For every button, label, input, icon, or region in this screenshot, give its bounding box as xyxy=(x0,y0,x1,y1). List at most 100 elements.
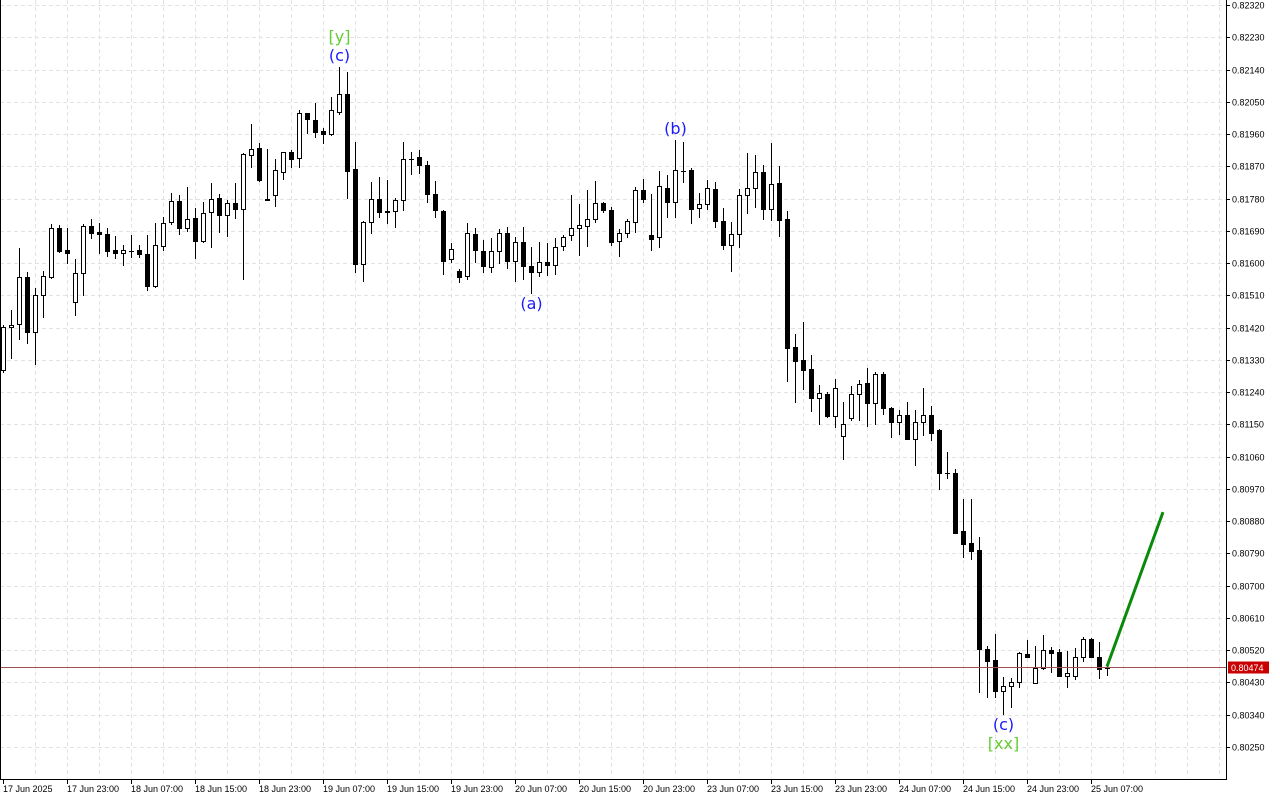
x-tick-label: 19 Jun 15:00 xyxy=(387,784,439,794)
bear-candle xyxy=(761,165,766,220)
candle-body xyxy=(169,201,174,223)
bull-candle xyxy=(169,193,174,225)
bull-candle xyxy=(449,243,454,263)
bull-candle xyxy=(873,372,878,425)
bear-candle xyxy=(385,180,390,224)
candle-body xyxy=(777,183,782,221)
x-tick-label: 25 Jun 07:00 xyxy=(1091,784,1143,794)
y-tick-label: 0.81960 xyxy=(1232,130,1265,140)
candle-body xyxy=(993,660,998,692)
candle-body xyxy=(825,394,830,417)
candle-body xyxy=(985,649,990,662)
time-axis[interactable]: 17 Jun 2025 17 Jun 23:00 18 Jun 07:00 18 Ju… xyxy=(3,779,1143,794)
candle-body xyxy=(1,327,6,371)
candle-body xyxy=(49,228,54,278)
candle-body xyxy=(153,245,158,287)
x-tick-label: 23 Jun 23:00 xyxy=(835,784,887,794)
candle-body xyxy=(833,388,838,417)
candle-body xyxy=(57,228,62,252)
wave-label: (b) xyxy=(664,119,687,138)
candle-body xyxy=(481,251,486,267)
bull-candle xyxy=(913,410,918,466)
candle-body xyxy=(209,199,214,213)
bull-candle xyxy=(241,153,246,280)
candle-body xyxy=(641,190,646,200)
bull-candle xyxy=(1,325,6,373)
bull-candle xyxy=(1081,637,1086,662)
bear-candle xyxy=(665,175,670,218)
candle-body xyxy=(305,113,310,120)
wave-label: (a) xyxy=(520,294,542,313)
candle-body xyxy=(137,250,142,255)
bear-candle xyxy=(257,143,262,182)
bear-candle xyxy=(953,469,958,534)
bull-candle xyxy=(817,385,822,425)
y-tick-label: 0.80700 xyxy=(1232,582,1265,592)
bull-candle xyxy=(577,204,582,256)
bear-candle xyxy=(137,245,142,258)
candle-body xyxy=(913,422,918,440)
wave-label: (c) xyxy=(993,715,1014,734)
candle-body xyxy=(513,242,518,262)
bull-candle xyxy=(1033,646,1038,684)
bull-candle xyxy=(945,452,950,479)
price-axis[interactable]: 0.82320 0.82230 0.82140 0.82050 0.81960 0.818… xyxy=(1226,1,1265,753)
candle-body xyxy=(1025,654,1030,658)
bull-candle xyxy=(337,67,342,115)
candle-body xyxy=(657,186,662,238)
candle-body xyxy=(265,199,270,201)
candle-body xyxy=(185,219,190,229)
bull-candle xyxy=(705,180,710,210)
candle-body xyxy=(1097,657,1102,670)
candle-body xyxy=(537,262,542,273)
bear-candle xyxy=(785,211,790,382)
bear-candle xyxy=(937,429,942,490)
candle-body xyxy=(361,222,366,265)
bull-candle xyxy=(49,224,54,279)
wave-degree-label: [y] xyxy=(329,27,351,46)
candle-body xyxy=(441,211,446,262)
candle-body xyxy=(449,249,454,260)
candle-body xyxy=(545,262,550,266)
bull-candle xyxy=(281,152,286,180)
bull-candle xyxy=(81,224,86,296)
candle-body xyxy=(1089,639,1094,658)
bull-candle xyxy=(489,238,494,273)
x-tick-label: 18 Jun 23:00 xyxy=(259,784,311,794)
candle-body xyxy=(505,233,510,262)
candle-body xyxy=(17,277,22,325)
candle-body xyxy=(937,430,942,474)
candle-body xyxy=(121,250,126,254)
bull-candle xyxy=(401,142,406,211)
y-tick-label: 0.80250 xyxy=(1232,743,1265,753)
wave-degree-label: [xx] xyxy=(988,734,1019,753)
bear-candle xyxy=(649,194,654,251)
bull-candle xyxy=(1017,652,1022,688)
bear-candle xyxy=(609,207,614,246)
candle-body xyxy=(113,250,118,254)
candle-body xyxy=(433,194,438,211)
bear-candle xyxy=(1049,647,1054,673)
bull-candle xyxy=(561,235,566,251)
candle-body xyxy=(665,188,670,203)
candle-body xyxy=(1033,668,1038,684)
bull-candle xyxy=(121,245,126,266)
bull-candle xyxy=(1065,651,1070,688)
bear-candle xyxy=(177,195,182,235)
bear-candle xyxy=(993,634,998,698)
bear-candle xyxy=(929,406,934,441)
candle-body xyxy=(417,157,422,166)
candle-body xyxy=(145,254,150,287)
candle-body xyxy=(465,233,470,277)
bull-candle xyxy=(129,235,134,258)
bull-candle xyxy=(593,181,598,223)
candle-body xyxy=(337,94,342,113)
bull-candle xyxy=(201,202,206,243)
y-tick-label: 0.82050 xyxy=(1232,98,1265,108)
bear-candle xyxy=(641,179,646,203)
candle-body xyxy=(705,188,710,205)
bear-candle xyxy=(601,202,606,213)
candle-body xyxy=(697,204,702,209)
candle-body xyxy=(793,347,798,362)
• • • • •
▸ What you need to do
Gather every line from the records above that contains the string "tick". Matching is case-sensitive.

▸ Correct response
x-tick-label: 19 Jun 15:00 xyxy=(387,784,439,794)
x-tick-label: 25 Jun 07:00 xyxy=(1091,784,1143,794)
y-tick-label: 0.81960 xyxy=(1232,130,1265,140)
x-tick-label: 23 Jun 23:00 xyxy=(835,784,887,794)
y-tick-label: 0.80700 xyxy=(1232,582,1265,592)
x-tick-label: 18 Jun 23:00 xyxy=(259,784,311,794)
y-tick-label: 0.80250 xyxy=(1232,743,1265,753)
y-tick-label: 0.82050 xyxy=(1232,98,1265,108)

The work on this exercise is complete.